Instructions for the task: Which lines in the material below contain the string "footer"? Return each such line in full, and treat uppercase and lowercase letters as distinct.
----
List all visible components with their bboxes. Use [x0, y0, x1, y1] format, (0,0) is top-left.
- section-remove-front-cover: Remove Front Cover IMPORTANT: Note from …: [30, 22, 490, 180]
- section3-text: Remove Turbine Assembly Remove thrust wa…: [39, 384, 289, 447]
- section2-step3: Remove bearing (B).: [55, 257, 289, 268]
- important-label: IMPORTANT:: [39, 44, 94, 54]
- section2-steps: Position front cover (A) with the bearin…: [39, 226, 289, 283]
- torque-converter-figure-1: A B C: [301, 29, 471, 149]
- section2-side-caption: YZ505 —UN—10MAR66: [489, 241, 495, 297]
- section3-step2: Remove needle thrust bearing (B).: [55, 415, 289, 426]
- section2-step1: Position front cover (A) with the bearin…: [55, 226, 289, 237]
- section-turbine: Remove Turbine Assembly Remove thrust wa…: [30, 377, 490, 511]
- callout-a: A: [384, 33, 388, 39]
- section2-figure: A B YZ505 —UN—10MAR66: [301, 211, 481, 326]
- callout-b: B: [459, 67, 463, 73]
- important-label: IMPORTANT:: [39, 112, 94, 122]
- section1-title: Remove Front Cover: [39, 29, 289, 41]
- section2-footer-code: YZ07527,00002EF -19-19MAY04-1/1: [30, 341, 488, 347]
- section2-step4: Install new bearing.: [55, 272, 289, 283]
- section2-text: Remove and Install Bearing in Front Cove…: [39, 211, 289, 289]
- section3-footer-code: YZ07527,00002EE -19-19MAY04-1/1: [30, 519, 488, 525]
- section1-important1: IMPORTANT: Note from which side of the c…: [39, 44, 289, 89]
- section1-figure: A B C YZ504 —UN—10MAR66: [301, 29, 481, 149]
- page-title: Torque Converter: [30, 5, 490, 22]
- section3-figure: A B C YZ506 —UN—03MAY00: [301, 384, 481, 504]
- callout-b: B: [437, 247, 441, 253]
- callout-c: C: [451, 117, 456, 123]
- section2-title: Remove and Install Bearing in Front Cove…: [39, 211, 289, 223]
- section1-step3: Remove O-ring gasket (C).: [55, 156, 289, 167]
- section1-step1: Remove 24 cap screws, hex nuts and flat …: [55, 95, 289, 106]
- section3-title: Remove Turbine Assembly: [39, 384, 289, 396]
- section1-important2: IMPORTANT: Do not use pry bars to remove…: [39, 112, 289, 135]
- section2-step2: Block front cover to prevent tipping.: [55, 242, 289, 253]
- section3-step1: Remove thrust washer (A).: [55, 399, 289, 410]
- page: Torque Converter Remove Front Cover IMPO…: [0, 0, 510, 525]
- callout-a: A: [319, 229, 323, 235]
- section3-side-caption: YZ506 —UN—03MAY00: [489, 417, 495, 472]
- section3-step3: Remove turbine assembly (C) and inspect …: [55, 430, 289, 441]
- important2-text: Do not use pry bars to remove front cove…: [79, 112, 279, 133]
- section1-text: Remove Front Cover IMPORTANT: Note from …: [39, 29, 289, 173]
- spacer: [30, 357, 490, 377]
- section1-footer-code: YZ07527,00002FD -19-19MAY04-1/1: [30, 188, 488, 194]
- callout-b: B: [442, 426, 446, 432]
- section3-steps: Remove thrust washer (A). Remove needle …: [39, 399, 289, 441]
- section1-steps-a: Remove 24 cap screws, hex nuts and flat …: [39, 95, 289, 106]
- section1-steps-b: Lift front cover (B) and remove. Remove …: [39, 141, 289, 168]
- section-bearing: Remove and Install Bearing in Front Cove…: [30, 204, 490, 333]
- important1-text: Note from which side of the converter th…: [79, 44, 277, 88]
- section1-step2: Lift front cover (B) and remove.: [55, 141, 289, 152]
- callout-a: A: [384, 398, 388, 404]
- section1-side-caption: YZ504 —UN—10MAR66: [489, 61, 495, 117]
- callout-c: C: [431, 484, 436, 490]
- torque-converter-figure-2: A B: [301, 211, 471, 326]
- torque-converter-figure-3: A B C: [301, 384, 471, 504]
----
Result of the task:
- section2-footer-code: YZ07527,00002EF -19-19MAY04-1/1: [30, 341, 488, 347]
- section3-footer-code: YZ07527,00002EE -19-19MAY04-1/1: [30, 519, 488, 525]
- section1-footer-code: YZ07527,00002FD -19-19MAY04-1/1: [30, 188, 488, 194]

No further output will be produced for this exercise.